Written request. Take the material and output all of it exactly.

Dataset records
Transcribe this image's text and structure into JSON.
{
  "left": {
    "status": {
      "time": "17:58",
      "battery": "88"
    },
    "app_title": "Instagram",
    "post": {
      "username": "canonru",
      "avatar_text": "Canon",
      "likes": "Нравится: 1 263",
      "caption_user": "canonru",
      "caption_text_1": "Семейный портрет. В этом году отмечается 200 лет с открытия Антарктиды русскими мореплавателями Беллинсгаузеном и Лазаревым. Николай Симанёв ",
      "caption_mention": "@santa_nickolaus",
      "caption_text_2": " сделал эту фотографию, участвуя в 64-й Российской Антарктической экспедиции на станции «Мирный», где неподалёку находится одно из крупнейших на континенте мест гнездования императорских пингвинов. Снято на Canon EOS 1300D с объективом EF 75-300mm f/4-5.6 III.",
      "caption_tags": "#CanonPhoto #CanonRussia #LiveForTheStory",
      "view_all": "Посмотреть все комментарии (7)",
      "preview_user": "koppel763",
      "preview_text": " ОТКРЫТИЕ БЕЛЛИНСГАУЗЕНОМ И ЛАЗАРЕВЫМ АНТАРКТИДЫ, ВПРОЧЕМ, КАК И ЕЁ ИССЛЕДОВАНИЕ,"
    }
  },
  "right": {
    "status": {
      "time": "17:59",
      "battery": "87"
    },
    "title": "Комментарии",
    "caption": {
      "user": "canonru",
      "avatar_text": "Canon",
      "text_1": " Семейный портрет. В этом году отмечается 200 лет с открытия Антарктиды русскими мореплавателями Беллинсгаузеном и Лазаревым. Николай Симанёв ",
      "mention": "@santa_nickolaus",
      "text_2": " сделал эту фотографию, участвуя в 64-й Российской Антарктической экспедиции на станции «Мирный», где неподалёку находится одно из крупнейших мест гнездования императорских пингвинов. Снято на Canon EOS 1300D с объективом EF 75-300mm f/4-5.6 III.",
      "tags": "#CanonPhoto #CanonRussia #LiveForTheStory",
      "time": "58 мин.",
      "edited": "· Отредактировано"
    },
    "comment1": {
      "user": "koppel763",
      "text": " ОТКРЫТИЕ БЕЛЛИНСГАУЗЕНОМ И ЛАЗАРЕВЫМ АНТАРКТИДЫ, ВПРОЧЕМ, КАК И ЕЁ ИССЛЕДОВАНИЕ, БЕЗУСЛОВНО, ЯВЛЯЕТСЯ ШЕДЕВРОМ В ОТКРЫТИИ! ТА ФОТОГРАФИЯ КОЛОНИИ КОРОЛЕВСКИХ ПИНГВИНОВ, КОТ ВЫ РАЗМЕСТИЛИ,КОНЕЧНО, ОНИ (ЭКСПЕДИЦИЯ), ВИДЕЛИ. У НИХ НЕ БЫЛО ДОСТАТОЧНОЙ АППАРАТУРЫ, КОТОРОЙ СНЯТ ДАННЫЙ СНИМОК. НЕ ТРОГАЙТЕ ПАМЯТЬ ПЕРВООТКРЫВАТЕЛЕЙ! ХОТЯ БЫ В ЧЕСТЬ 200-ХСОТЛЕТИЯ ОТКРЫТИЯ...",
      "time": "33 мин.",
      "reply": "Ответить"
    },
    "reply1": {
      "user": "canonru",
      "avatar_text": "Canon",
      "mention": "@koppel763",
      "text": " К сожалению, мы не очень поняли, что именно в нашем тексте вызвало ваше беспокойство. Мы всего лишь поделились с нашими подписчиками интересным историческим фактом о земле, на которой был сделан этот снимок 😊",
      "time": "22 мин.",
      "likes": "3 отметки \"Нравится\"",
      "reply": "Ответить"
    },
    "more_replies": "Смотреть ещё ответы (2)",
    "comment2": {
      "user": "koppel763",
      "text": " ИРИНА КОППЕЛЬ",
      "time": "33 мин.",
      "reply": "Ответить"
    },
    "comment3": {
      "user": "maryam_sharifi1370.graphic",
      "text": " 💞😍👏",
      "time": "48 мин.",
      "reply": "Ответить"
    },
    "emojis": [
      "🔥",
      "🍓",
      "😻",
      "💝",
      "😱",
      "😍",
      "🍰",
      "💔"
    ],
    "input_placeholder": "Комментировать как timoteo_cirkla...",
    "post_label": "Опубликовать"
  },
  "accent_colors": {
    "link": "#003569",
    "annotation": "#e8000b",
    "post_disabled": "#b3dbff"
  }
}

Result of this task.
Transcribe this image's text and structure into JSON.
{
  "left": {
    "status": {
      "time": "17:58",
      "battery": "88"
    },
    "app_title": "Instagram",
    "post": {
      "username": "canonru",
      "avatar_text": "Canon",
      "likes": "Нравится: 1 263",
      "caption_user": "canonru",
      "caption_text_1": "Семейный портрет. В этом году отмечается 200 лет с открытия Антарктиды русскими мореплавателями Беллинсгаузеном и Лазаревым. Николай Симанёв ",
      "caption_mention": "@santa_nickolaus",
      "caption_text_2": " сделал эту фотографию, участвуя в 64-й Российской Антарктической экспедиции на станции «Мирный», где неподалёку находится одно из крупнейших на континенте мест гнездования императорских пингвинов. Снято на Canon EOS 1300D с объективом EF 75-300mm f/4-5.6 III.",
      "caption_tags": "#CanonPhoto #CanonRussia #LiveForTheStory",
      "view_all": "Посмотреть все комментарии (7)",
      "preview_user": "koppel763",
      "preview_text": " ОТКРЫТИЕ БЕЛЛИНСГАУЗЕНОМ И ЛАЗАРЕВЫМ АНТАРКТИДЫ, ВПРОЧЕМ, КАК И ЕЁ ИССЛЕДОВАНИЕ,"
    }
  },
  "right": {
    "status": {
      "time": "17:59",
      "battery": "87"
    },
    "title": "Комментарии",
    "caption": {
      "user": "canonru",
      "avatar_text": "Canon",
      "text_1": " Семейный портрет. В этом году отмечается 200 лет с открытия Антарктиды русскими мореплавателями Беллинсгаузеном и Лазаревым. Николай Симанёв ",
      "mention": "@santa_nickolaus",
      "text_2": " сделал эту фотографию, участвуя в 64-й Российской Антарктической экспедиции на станции «Мирный», где неподалёку находится одно из крупнейших мест гнездования императорских пингвинов. Снято на Canon EOS 1300D с объективом EF 75-300mm f/4-5.6 III.",
      "tags": "#CanonPhoto #CanonRussia #LiveForTheStory",
      "time": "58 мин.",
      "edited": "· Отредактировано"
    },
    "comment1": {
      "user": "koppel763",
      "text": " ОТКРЫТИЕ БЕЛЛИНСГАУЗЕНОМ И ЛАЗАРЕВЫМ АНТАРКТИДЫ, ВПРОЧЕМ, КАК И ЕЁ ИССЛЕДОВАНИЕ, БЕЗУСЛОВНО, ЯВЛЯЕТСЯ ШЕДЕВРОМ В ОТКРЫТИИ! ТА ФОТОГРАФИЯ КОЛОНИИ КОРОЛЕВСКИХ ПИНГВИНОВ, КОТ ВЫ РАЗМЕСТИЛИ,КОНЕЧНО, ОНИ (ЭКСПЕДИЦИЯ), ВИДЕЛИ. У НИХ НЕ БЫЛО ДОСТАТОЧНОЙ АППАРАТУРЫ, КОТОРОЙ СНЯТ ДАННЫЙ СНИМОК. НЕ ТРОГАЙТЕ ПАМЯТЬ ПЕРВООТКРЫВАТЕЛЕЙ! ХОТЯ БЫ В ЧЕСТЬ 200-ХСОТЛЕТИЯ ОТКРЫТИЯ...",
      "time": "33 мин.",
      "reply": "Ответить"
    },
    "reply1": {
      "user": "canonru",
      "avatar_text": "Canon",
      "mention": "@koppel763",
      "text": " К сожалению, мы не очень поняли, что именно в нашем тексте вызвало ваше беспокойство. Мы всего лишь поделились с нашими подписчиками интересным историческим фактом о земле, на которой был сделан этот снимок 😊",
      "time": "22 мин.",
      "likes": "3 отметки \"Нравится\"",
      "reply": "Ответить"
    },
    "more_replies": "Смотреть ещё ответы (2)",
    "comment2": {
      "user": "koppel763",
      "text": " ИРИНА КОППЕЛЬ",
      "time": "33 мин.",
      "reply": "Ответить"
    },
    "comment3": {
      "user": "maryam_sharifi1370.graphic",
      "text": " 💞😍👏",
      "time": "48 мин.",
      "reply": "Ответить"
    },
    "emojis": [
      "🔥",
      "🍓",
      "😻",
      "💝",
      "😱",
      "😍",
      "🍰",
      "💔"
    ],
    "input_placeholder": "Комментировать как timoteo_cirkla...",
    "post_label": "Опубликовать"
  },
  "accent_colors": {
    "link": "#003569",
    "annotation": "#e8000b",
    "post_disabled": "#b3dbff"
  }
}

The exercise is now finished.